#### Exercise brief
Records follow. Pull out every line that contains "Profile".

----- Stored data

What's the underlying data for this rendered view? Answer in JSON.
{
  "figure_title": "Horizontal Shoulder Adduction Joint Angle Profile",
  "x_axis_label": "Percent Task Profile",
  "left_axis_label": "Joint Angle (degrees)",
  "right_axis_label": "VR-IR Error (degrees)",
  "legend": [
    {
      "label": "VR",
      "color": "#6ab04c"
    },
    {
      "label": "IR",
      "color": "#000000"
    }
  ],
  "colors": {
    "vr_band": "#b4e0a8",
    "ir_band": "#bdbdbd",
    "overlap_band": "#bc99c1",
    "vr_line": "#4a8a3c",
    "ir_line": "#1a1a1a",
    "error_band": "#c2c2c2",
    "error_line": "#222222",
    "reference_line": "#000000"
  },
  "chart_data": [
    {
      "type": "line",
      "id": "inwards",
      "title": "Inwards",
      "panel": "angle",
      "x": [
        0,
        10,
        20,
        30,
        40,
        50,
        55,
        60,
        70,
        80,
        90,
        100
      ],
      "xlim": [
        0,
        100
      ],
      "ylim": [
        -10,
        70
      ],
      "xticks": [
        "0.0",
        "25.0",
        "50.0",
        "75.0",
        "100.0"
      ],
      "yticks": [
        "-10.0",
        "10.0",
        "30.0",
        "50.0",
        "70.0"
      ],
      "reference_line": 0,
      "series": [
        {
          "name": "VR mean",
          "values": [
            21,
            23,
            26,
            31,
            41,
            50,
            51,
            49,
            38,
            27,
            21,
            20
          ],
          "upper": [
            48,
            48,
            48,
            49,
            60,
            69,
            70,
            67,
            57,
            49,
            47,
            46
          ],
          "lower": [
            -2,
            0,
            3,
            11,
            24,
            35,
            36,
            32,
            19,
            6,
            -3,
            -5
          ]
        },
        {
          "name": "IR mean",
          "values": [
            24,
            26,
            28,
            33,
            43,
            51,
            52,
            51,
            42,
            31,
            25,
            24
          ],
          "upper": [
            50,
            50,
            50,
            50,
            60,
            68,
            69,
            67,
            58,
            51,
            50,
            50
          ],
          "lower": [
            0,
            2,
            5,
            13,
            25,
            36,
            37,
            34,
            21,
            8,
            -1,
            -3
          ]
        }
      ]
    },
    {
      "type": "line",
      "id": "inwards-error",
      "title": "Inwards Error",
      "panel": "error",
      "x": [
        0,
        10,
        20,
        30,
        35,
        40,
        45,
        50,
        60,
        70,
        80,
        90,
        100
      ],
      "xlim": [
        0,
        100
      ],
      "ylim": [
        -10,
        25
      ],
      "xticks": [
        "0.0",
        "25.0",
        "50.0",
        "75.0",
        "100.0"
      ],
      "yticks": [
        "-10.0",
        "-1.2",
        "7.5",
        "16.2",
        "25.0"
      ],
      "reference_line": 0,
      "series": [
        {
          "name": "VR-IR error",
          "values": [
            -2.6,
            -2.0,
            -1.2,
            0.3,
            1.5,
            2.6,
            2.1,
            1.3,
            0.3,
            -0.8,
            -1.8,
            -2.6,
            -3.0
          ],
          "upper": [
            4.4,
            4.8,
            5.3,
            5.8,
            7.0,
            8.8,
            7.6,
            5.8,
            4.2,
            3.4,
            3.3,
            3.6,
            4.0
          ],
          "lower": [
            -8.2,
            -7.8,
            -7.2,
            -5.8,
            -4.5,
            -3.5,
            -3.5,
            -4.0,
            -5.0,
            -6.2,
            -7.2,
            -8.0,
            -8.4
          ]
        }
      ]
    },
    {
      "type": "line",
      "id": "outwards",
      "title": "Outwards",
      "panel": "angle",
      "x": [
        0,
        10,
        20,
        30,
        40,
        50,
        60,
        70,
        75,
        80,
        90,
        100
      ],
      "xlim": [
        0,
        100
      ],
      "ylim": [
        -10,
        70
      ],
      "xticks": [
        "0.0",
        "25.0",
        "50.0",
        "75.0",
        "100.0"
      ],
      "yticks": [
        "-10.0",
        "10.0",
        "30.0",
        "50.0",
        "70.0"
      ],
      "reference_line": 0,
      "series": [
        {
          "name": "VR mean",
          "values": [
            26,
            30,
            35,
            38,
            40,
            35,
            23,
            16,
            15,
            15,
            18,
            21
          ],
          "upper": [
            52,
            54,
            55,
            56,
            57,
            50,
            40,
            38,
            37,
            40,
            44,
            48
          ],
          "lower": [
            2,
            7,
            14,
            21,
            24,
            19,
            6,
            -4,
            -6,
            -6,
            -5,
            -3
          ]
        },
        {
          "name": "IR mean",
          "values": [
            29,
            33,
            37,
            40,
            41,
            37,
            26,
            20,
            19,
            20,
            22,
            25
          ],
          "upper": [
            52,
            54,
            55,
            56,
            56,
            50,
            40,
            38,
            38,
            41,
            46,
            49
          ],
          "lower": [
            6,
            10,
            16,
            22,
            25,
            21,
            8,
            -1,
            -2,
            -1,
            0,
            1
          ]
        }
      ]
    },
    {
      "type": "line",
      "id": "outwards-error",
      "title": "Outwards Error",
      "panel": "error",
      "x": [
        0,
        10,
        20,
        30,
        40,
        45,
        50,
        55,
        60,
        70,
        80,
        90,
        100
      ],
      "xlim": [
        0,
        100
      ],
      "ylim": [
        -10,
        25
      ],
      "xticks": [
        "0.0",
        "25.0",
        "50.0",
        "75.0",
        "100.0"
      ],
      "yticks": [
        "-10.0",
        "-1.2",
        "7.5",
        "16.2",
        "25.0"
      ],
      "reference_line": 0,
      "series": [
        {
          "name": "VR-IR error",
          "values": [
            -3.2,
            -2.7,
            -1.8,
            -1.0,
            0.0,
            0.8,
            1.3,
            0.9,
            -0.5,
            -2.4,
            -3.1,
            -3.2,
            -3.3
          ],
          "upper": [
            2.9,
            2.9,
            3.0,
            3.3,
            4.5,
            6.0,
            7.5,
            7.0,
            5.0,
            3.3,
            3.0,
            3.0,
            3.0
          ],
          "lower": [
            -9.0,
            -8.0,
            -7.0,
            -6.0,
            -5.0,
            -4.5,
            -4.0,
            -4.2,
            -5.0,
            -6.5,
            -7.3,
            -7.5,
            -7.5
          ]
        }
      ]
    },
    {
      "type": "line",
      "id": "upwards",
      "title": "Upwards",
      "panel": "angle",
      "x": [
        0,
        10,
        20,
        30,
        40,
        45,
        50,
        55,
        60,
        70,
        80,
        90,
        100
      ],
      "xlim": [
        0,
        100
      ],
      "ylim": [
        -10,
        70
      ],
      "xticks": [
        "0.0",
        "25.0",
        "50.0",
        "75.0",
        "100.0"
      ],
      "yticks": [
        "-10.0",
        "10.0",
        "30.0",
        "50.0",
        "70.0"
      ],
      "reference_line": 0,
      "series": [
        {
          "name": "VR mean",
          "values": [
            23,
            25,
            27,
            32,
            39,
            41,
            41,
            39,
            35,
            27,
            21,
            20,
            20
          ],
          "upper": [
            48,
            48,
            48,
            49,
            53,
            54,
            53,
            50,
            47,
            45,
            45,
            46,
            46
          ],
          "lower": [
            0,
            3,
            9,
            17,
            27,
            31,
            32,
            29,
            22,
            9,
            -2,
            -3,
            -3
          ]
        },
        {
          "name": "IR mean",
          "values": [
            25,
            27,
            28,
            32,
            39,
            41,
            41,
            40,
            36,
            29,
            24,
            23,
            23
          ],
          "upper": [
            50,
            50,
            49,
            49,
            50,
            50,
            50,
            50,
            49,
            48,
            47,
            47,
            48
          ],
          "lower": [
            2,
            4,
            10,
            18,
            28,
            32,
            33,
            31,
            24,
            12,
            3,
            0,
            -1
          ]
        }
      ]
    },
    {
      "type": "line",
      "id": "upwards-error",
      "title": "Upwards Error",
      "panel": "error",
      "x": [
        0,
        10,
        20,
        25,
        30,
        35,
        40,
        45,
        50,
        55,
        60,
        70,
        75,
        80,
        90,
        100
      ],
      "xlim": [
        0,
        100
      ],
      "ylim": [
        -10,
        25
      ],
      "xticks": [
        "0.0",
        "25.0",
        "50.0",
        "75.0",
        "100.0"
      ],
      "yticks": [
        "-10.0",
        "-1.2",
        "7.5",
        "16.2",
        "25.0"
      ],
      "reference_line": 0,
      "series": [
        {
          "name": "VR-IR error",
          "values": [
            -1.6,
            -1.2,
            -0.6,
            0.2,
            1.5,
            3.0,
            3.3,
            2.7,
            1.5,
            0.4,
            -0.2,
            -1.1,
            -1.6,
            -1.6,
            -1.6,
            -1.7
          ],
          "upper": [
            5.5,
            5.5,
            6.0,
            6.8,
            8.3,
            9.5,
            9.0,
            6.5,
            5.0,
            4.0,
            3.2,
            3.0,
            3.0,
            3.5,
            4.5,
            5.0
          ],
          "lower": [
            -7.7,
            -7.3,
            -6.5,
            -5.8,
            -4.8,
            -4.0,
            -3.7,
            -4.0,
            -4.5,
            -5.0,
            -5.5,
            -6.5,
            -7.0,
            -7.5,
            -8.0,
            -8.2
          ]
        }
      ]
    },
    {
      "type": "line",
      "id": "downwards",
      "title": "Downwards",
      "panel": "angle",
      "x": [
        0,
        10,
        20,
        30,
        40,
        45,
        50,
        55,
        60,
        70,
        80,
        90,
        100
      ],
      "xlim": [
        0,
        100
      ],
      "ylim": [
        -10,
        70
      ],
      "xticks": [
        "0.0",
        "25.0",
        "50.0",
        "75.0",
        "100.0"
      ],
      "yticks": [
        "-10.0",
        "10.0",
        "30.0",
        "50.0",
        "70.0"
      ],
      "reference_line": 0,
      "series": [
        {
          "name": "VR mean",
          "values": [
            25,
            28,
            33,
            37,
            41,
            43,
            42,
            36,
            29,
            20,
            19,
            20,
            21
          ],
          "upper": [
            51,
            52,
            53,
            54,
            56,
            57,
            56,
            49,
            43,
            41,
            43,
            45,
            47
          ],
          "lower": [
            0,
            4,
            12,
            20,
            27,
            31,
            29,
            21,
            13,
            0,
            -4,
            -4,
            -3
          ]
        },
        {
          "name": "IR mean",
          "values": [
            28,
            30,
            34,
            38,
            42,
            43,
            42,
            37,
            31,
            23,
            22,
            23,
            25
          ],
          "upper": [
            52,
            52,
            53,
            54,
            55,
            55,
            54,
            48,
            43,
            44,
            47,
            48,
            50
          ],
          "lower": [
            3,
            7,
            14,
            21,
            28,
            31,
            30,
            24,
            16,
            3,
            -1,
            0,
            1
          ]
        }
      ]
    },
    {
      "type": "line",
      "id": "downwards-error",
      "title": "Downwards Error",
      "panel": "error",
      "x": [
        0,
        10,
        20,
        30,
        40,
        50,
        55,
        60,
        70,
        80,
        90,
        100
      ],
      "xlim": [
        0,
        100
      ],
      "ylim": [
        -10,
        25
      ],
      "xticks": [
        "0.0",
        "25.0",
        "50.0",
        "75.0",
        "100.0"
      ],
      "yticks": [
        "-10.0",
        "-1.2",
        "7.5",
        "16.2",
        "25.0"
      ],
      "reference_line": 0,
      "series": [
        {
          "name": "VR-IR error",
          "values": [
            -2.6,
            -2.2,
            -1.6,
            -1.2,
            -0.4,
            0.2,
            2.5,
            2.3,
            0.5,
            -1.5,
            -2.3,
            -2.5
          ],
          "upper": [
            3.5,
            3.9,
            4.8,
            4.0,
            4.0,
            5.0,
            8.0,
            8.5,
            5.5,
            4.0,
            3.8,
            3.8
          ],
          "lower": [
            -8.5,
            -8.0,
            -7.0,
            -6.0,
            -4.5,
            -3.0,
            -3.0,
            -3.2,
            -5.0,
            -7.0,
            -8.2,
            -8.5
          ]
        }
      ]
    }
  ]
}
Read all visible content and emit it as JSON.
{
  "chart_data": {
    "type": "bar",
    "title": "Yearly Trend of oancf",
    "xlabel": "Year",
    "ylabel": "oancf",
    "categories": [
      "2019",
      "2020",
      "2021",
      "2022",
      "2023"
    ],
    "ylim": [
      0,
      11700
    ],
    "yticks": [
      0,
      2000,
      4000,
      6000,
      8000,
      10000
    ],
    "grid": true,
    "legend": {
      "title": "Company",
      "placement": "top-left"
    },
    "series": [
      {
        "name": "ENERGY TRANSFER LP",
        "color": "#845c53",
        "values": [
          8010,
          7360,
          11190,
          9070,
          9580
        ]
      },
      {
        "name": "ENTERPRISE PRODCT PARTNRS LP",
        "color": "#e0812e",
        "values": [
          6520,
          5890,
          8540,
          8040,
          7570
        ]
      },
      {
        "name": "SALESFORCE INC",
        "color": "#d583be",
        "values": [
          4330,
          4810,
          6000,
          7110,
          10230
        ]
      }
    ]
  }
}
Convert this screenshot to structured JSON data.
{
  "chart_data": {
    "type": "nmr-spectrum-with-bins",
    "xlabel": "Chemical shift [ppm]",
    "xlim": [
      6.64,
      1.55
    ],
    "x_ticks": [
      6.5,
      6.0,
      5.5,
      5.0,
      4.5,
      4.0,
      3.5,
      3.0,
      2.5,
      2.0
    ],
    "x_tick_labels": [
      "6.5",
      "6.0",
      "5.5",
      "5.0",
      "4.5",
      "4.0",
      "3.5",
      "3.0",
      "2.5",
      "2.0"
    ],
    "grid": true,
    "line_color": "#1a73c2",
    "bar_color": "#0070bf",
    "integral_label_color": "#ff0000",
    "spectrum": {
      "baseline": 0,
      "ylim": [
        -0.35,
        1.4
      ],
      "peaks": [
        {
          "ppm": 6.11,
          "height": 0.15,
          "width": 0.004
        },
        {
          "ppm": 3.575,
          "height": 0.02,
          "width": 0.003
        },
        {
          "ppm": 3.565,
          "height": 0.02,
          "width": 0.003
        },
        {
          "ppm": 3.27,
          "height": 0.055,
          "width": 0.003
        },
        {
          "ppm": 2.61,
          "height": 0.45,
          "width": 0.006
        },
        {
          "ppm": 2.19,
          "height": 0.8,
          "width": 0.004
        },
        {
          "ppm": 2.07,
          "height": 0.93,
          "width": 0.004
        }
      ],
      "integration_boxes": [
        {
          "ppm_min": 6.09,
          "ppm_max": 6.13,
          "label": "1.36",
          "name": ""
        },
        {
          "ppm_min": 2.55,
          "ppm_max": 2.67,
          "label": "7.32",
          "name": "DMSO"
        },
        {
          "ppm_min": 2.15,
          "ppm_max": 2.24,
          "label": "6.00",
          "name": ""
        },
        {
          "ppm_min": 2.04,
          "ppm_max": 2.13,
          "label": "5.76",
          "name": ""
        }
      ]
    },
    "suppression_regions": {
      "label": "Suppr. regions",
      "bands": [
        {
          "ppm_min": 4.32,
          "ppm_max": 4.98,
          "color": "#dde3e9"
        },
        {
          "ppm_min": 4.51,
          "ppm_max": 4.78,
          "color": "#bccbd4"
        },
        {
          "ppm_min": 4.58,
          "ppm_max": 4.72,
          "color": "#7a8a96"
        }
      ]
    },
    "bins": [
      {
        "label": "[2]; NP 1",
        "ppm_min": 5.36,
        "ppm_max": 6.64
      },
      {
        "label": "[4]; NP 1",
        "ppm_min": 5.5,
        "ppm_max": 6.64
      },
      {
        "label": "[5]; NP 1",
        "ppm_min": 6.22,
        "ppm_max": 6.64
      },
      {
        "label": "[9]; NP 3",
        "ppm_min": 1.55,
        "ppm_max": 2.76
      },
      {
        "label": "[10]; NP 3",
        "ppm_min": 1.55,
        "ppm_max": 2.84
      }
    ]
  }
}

----------

#### Answer to this task
  "figure_title": "Horizontal Shoulder Adduction Joint Angle Profile",
  "x_axis_label": "Percent Task Profile",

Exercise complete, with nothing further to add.